Set problem: Copy all lines that contain the word "high".

Records for this task:
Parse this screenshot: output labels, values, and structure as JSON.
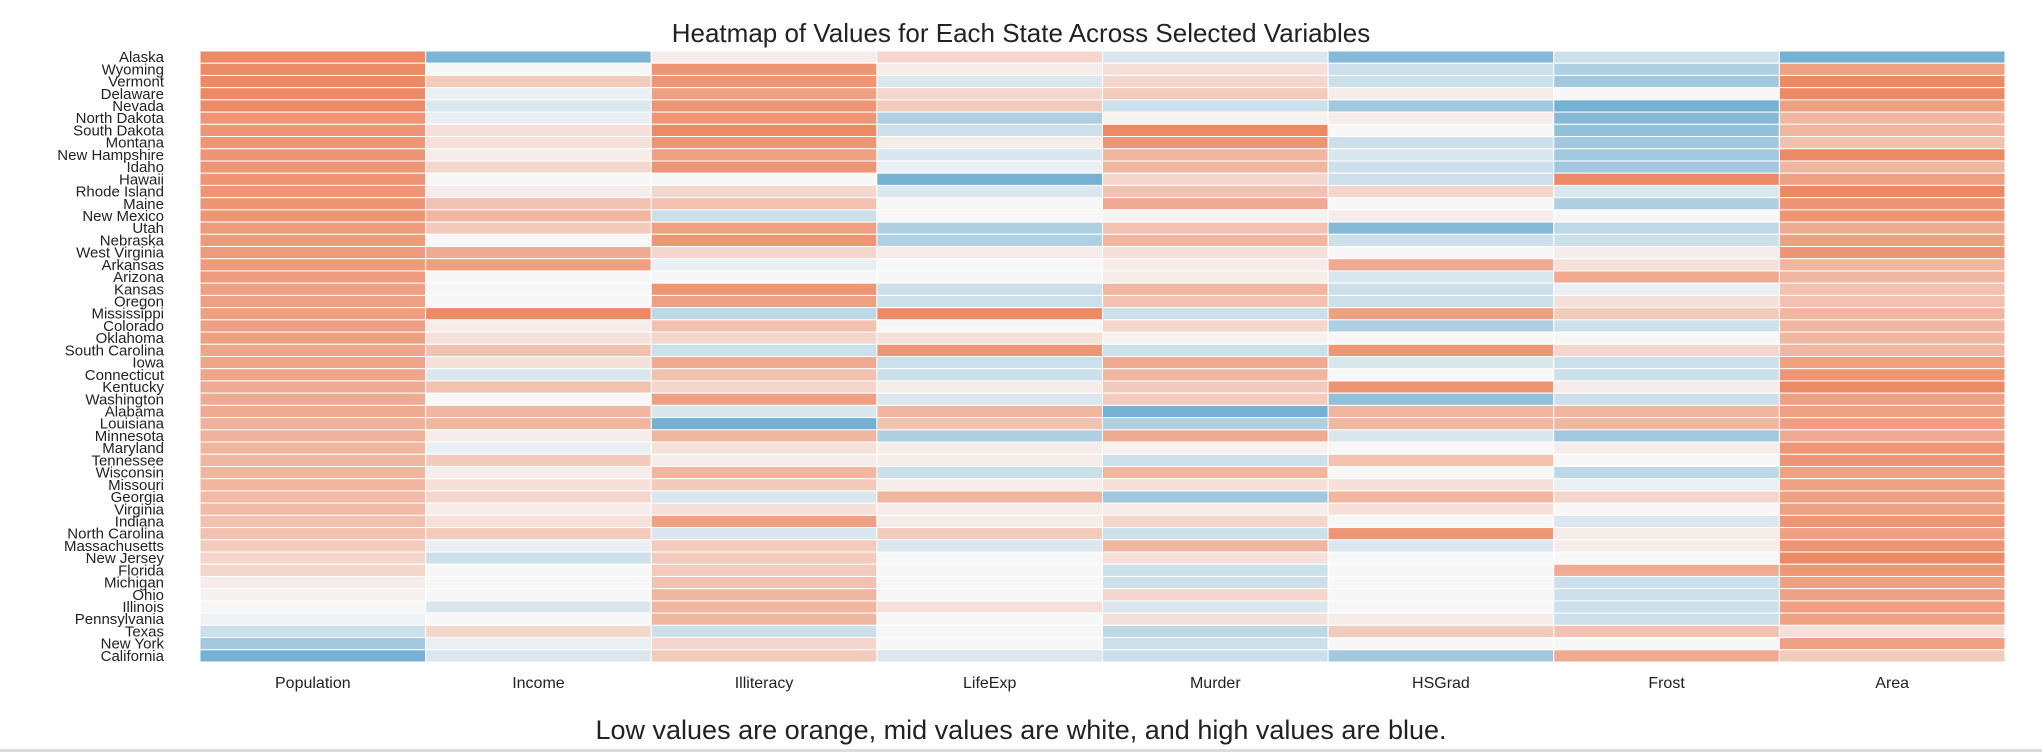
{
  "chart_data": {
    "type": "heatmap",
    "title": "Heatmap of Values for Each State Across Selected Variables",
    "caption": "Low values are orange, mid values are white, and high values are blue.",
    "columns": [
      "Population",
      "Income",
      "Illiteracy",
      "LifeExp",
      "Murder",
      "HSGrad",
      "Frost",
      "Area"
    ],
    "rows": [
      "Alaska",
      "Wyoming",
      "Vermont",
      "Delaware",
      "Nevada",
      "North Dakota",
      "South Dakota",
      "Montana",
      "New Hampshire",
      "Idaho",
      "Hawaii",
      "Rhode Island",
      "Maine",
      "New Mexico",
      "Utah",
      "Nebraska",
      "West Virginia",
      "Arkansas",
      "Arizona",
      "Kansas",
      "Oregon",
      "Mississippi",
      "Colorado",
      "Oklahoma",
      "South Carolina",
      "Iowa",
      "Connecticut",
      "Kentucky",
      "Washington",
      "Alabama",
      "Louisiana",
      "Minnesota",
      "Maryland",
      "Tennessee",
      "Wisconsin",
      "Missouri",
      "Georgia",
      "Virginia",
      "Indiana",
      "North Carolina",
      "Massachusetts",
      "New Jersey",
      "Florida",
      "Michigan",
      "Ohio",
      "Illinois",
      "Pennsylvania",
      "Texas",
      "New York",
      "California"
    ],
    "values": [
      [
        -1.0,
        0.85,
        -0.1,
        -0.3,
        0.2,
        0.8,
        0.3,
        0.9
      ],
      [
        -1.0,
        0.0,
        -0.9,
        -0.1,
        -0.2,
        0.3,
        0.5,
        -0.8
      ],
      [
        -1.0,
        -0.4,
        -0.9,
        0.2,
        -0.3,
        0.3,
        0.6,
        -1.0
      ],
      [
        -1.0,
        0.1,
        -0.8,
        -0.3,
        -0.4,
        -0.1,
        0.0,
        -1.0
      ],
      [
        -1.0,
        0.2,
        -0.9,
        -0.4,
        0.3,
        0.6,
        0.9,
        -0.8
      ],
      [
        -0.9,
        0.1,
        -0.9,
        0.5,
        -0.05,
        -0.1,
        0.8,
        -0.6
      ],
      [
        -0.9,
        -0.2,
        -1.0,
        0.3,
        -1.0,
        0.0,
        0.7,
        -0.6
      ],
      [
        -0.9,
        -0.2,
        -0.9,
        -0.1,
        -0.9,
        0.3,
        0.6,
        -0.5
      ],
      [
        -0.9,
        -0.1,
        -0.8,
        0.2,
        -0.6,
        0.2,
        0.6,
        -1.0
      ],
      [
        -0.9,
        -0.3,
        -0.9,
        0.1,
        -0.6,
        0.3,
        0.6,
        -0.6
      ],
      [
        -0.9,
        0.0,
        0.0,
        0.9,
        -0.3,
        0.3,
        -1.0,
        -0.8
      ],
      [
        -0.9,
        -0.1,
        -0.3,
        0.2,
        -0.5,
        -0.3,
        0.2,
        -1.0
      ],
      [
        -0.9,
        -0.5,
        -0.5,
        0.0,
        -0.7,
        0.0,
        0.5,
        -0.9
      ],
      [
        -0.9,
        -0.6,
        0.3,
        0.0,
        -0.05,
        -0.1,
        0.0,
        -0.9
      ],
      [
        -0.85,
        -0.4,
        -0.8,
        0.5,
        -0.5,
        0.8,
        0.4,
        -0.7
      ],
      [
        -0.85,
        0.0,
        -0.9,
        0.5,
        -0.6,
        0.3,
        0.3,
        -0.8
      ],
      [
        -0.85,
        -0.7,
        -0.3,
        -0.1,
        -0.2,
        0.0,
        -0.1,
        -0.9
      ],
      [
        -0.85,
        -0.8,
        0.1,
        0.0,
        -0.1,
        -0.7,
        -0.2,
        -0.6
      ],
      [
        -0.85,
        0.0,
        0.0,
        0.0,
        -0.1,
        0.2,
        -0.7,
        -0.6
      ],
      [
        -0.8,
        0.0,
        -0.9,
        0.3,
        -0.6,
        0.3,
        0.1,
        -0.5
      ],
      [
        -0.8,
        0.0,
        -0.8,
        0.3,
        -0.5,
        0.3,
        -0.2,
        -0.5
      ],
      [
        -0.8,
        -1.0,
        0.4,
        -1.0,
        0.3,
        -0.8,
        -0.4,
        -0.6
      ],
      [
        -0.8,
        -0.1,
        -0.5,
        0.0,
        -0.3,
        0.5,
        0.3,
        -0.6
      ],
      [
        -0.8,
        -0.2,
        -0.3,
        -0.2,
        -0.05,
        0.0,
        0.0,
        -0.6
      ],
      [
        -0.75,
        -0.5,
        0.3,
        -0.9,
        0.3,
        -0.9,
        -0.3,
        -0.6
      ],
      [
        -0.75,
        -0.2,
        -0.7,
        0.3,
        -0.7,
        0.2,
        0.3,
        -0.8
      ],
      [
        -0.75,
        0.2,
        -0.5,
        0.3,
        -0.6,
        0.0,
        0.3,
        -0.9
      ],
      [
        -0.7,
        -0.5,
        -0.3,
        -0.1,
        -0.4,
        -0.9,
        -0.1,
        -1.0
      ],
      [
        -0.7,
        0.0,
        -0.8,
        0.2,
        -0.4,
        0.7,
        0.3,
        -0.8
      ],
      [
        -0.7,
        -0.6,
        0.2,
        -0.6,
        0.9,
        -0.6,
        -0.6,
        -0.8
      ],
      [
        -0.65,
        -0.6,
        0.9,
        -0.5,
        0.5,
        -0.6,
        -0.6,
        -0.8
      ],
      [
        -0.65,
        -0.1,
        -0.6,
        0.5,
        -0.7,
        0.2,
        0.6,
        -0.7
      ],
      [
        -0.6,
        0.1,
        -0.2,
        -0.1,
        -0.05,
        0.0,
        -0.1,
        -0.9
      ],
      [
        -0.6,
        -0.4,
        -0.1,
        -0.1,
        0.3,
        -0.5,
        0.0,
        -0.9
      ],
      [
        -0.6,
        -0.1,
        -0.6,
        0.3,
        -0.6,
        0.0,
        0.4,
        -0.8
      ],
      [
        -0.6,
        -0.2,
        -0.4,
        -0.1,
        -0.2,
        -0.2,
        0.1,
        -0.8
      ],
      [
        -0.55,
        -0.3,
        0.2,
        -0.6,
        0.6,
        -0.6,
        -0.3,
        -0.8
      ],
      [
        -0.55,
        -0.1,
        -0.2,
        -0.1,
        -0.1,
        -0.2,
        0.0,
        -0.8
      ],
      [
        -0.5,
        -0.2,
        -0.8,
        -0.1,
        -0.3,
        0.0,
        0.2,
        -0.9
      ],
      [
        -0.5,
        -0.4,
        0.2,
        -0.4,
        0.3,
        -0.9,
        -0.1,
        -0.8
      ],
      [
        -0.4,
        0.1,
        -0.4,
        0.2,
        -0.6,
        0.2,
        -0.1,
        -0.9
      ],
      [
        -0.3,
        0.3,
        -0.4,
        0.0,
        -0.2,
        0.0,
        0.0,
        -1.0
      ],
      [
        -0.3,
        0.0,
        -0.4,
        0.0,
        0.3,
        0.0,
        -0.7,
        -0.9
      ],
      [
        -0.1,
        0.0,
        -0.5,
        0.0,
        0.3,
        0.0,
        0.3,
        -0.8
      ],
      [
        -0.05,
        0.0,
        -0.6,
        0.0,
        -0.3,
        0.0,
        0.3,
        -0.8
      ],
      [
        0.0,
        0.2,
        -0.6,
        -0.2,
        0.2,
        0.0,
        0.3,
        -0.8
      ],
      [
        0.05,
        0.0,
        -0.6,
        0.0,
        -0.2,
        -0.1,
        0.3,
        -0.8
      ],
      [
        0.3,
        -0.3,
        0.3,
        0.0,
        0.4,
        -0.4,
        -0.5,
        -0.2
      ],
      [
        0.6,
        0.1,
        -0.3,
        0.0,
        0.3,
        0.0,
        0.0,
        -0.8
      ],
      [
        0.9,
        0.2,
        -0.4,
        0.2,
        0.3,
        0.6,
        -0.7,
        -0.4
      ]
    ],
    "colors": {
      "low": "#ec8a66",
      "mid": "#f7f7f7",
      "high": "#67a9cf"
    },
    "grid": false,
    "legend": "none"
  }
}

Response to the exercise:
    "caption": "Low values are orange, mid values are white, and high values are blue.",
      "high": "#67a9cf"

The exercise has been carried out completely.